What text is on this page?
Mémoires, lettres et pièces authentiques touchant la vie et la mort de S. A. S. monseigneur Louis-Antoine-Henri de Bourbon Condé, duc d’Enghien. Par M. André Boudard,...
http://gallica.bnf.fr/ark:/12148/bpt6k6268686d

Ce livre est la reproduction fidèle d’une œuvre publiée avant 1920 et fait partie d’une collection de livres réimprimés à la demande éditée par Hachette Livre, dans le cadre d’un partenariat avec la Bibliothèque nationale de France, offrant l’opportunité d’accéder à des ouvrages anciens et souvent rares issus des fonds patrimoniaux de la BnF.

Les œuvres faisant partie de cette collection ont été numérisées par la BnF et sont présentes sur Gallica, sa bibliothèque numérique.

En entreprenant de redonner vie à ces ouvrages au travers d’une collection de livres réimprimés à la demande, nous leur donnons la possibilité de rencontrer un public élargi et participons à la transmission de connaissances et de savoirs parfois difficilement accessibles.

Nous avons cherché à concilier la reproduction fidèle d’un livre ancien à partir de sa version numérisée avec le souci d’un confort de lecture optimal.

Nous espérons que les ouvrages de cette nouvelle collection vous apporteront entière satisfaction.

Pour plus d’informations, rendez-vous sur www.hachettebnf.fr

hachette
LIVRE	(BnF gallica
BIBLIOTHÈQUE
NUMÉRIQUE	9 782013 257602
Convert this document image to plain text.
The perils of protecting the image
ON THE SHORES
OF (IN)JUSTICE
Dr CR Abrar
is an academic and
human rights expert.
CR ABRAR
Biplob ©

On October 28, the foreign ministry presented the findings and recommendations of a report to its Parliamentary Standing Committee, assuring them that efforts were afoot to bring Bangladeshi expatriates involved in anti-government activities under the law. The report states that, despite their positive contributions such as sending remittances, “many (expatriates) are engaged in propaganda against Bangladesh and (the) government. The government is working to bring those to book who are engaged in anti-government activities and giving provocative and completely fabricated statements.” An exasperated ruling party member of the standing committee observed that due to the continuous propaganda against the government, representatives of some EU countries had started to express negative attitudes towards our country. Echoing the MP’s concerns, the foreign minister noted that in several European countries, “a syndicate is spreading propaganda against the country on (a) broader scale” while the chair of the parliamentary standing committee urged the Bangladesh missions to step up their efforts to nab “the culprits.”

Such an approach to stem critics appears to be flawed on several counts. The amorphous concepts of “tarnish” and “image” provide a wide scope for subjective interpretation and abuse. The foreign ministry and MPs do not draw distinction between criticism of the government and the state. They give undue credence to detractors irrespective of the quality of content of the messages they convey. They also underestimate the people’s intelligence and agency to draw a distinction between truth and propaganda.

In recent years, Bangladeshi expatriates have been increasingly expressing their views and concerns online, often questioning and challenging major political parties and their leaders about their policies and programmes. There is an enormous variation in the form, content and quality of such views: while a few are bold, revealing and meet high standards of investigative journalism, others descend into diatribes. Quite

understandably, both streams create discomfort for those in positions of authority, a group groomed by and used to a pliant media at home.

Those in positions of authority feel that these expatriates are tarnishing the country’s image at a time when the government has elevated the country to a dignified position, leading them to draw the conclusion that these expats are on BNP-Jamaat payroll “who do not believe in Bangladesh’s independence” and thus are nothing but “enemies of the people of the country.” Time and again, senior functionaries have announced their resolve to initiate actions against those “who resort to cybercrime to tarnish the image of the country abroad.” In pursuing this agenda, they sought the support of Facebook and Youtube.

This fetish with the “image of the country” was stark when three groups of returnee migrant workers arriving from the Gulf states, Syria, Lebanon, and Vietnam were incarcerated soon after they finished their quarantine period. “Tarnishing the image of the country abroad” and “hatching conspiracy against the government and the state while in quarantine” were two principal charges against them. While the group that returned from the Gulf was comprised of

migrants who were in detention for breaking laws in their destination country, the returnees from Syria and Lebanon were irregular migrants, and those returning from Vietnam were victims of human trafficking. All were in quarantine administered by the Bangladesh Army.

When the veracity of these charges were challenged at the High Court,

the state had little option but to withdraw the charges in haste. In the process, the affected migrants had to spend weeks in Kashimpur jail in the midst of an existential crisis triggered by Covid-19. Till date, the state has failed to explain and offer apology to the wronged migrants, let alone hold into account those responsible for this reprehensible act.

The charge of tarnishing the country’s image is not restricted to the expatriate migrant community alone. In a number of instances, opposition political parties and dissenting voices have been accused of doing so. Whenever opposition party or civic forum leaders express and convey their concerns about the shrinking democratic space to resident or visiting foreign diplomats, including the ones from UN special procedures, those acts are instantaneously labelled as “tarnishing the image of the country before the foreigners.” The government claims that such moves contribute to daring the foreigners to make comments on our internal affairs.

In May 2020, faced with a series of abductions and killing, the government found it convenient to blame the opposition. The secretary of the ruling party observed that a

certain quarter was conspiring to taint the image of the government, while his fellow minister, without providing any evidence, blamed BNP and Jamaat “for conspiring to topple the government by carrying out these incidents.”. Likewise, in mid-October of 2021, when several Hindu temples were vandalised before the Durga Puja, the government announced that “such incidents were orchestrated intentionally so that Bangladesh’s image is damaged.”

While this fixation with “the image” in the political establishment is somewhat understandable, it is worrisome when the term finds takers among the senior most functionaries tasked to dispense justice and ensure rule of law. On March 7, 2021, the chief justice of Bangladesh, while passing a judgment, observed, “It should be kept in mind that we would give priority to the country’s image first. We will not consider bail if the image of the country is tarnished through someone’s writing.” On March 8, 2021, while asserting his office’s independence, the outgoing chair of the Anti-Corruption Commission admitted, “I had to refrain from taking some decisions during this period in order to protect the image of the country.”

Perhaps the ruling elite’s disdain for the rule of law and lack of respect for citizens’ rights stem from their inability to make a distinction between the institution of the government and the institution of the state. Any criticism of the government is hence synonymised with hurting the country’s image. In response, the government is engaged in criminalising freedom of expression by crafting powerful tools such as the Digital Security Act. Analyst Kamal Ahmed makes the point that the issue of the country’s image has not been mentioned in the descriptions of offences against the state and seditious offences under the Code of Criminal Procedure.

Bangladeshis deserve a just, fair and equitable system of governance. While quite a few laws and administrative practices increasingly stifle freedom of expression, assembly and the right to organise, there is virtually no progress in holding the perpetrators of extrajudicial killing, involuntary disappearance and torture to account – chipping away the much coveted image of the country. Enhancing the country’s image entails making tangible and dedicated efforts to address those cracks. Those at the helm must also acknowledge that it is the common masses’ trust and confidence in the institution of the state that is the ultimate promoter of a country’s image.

TASK STATEMENT -
Using the listing above, state the number of lines that hold "vous", with no other text.

THE REPLY -
2